TASK TO COMPLETE: Collect the lines of the entries where "الصدر" shows up.

DATA ROWS:
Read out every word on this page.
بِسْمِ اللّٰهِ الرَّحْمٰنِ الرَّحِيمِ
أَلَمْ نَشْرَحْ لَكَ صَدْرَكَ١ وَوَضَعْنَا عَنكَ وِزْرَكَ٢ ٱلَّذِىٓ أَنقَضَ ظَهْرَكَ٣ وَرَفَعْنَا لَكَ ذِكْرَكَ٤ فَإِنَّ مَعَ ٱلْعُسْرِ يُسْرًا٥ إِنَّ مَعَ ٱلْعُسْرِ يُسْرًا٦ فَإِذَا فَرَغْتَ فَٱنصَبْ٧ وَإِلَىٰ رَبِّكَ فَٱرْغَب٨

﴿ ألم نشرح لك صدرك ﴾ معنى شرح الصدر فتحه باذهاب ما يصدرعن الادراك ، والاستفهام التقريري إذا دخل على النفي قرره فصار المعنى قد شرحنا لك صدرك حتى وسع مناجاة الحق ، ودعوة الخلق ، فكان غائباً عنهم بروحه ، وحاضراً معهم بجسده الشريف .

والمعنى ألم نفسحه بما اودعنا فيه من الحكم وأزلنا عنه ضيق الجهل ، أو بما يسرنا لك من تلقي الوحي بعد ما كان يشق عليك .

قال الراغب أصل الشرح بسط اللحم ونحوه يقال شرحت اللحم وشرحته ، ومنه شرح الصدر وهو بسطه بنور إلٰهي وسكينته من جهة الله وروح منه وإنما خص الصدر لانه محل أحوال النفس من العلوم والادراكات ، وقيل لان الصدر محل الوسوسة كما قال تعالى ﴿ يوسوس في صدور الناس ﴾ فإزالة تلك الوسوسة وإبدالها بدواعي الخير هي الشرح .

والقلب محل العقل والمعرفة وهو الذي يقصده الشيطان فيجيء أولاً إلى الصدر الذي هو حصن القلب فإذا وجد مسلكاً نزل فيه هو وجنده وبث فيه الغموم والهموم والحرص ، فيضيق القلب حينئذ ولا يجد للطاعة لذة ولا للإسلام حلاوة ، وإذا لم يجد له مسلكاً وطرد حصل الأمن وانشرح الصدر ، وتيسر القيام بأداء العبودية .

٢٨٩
...
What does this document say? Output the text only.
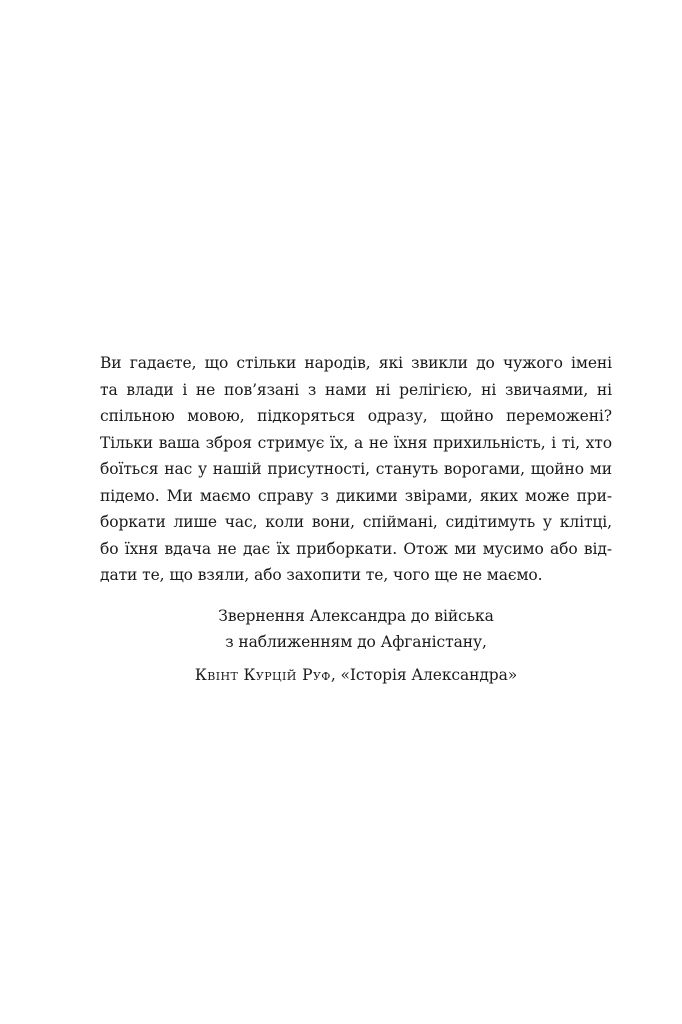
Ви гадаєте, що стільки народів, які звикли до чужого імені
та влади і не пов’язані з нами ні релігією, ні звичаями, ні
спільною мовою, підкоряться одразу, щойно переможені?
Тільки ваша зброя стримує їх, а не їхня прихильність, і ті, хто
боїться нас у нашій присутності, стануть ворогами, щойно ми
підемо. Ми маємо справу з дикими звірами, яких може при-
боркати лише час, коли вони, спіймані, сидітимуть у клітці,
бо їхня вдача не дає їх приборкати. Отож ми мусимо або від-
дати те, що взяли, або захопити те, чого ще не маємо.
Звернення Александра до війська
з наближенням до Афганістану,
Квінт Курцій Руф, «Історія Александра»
--
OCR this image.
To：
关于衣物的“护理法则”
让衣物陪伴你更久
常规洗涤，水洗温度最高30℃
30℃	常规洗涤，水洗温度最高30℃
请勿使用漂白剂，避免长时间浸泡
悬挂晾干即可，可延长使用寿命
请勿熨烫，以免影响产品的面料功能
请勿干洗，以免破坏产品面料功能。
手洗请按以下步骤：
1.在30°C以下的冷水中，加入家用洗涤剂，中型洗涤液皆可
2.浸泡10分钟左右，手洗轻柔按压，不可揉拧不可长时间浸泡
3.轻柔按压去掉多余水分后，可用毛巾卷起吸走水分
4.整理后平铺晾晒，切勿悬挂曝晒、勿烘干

COMPLETE OUTPUT:
﴿ ألم نشرح لك صدرك ﴾ معنى شرح الصدر فتحه باذهاب ما يصدرعن الادراك ، والاستفهام التقريري إذا دخل على النفي قرره فصار المعنى قد شرحنا لك صدرك حتى وسع مناجاة الحق ، ودعوة الخلق ، فكان غائباً عنهم بروحه ، وحاضراً معهم بجسده الشريف .
قال الراغب أصل الشرح بسط اللحم ونحوه يقال شرحت اللحم وشرحته ، ومنه شرح الصدر وهو بسطه بنور إلٰهي وسكينته من جهة الله وروح منه وإنما خص الصدر لانه محل أحوال النفس من العلوم والادراكات ، وقيل لان الصدر محل الوسوسة كما قال تعالى ﴿ يوسوس في صدور الناس ﴾ فإزالة تلك الوسوسة وإبدالها بدواعي الخير هي الشرح .
والقلب محل العقل والمعرفة وهو الذي يقصده الشيطان فيجيء أولاً إلى الصدر الذي هو حصن القلب فإذا وجد مسلكاً نزل فيه هو وجنده وبث فيه الغموم والهموم والحرص ، فيضيق القلب حينئذ ولا يجد للطاعة لذة ولا للإسلام حلاوة ، وإذا لم يجد له مسلكاً وطرد حصل الأمن وانشرح الصدر ، وتيسر القيام بأداء العبودية .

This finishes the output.